Task prompt: Repeat the listing word for word. No pictures belong in the copy.

========

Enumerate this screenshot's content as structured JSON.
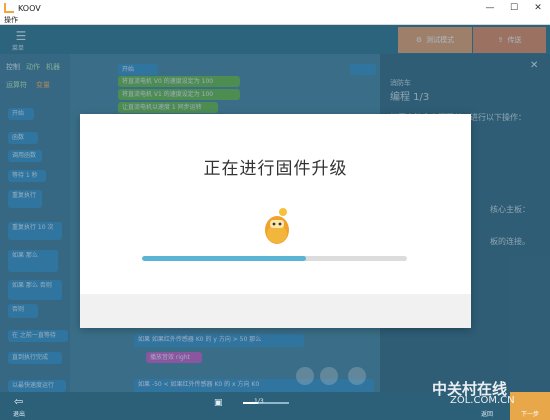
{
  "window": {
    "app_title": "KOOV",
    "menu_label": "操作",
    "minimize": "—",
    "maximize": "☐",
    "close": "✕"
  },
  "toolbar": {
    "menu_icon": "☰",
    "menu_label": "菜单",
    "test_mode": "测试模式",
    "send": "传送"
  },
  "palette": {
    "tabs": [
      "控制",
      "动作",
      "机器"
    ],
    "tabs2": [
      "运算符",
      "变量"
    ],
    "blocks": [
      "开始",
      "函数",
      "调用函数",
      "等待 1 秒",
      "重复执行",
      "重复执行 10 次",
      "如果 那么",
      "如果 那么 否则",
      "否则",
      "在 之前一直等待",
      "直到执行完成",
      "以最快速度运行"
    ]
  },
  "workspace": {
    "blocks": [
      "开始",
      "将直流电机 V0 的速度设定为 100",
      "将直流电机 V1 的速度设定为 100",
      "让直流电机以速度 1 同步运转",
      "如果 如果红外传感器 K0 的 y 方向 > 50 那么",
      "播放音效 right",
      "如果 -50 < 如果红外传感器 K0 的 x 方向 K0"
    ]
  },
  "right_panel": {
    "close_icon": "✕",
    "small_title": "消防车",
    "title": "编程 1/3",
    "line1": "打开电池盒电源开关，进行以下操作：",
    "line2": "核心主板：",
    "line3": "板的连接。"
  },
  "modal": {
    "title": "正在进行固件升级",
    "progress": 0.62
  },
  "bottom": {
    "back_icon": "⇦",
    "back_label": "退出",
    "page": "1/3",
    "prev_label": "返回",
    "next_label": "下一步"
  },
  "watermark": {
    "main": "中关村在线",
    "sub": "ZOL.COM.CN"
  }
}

========

Answer:
Enumerate this screenshot's content as structured JSON.
{
  "window": {
    "app_title": "KOOV",
    "menu_label": "操作",
    "minimize": "—",
    "maximize": "☐",
    "close": "✕"
  },
  "toolbar": {
    "menu_icon": "☰",
    "menu_label": "菜单",
    "test_mode": "测试模式",
    "send": "传送"
  },
  "palette": {
    "tabs": [
      "控制",
      "动作",
      "机器"
    ],
    "tabs2": [
      "运算符",
      "变量"
    ],
    "blocks": [
      "开始",
      "函数",
      "调用函数",
      "等待 1 秒",
      "重复执行",
      "重复执行 10 次",
      "如果 那么",
      "如果 那么 否则",
      "否则",
      "在 之前一直等待",
      "直到执行完成",
      "以最快速度运行"
    ]
  },
  "workspace": {
    "blocks": [
      "开始",
      "将直流电机 V0 的速度设定为 100",
      "将直流电机 V1 的速度设定为 100",
      "让直流电机以速度 1 同步运转",
      "如果 如果红外传感器 K0 的 y 方向 > 50 那么",
      "播放音效 right",
      "如果 -50 < 如果红外传感器 K0 的 x 方向 K0"
    ]
  },
  "right_panel": {
    "close_icon": "✕",
    "small_title": "消防车",
    "title": "编程 1/3",
    "line1": "打开电池盒电源开关，进行以下操作：",
    "line2": "核心主板：",
    "line3": "板的连接。"
  },
  "modal": {
    "title": "正在进行固件升级",
    "progress": 0.62
  },
  "bottom": {
    "back_icon": "⇦",
    "back_label": "退出",
    "page": "1/3",
    "prev_label": "返回",
    "next_label": "下一步"
  },
  "watermark": {
    "main": "中关村在线",
    "sub": "ZOL.COM.CN"
  }
}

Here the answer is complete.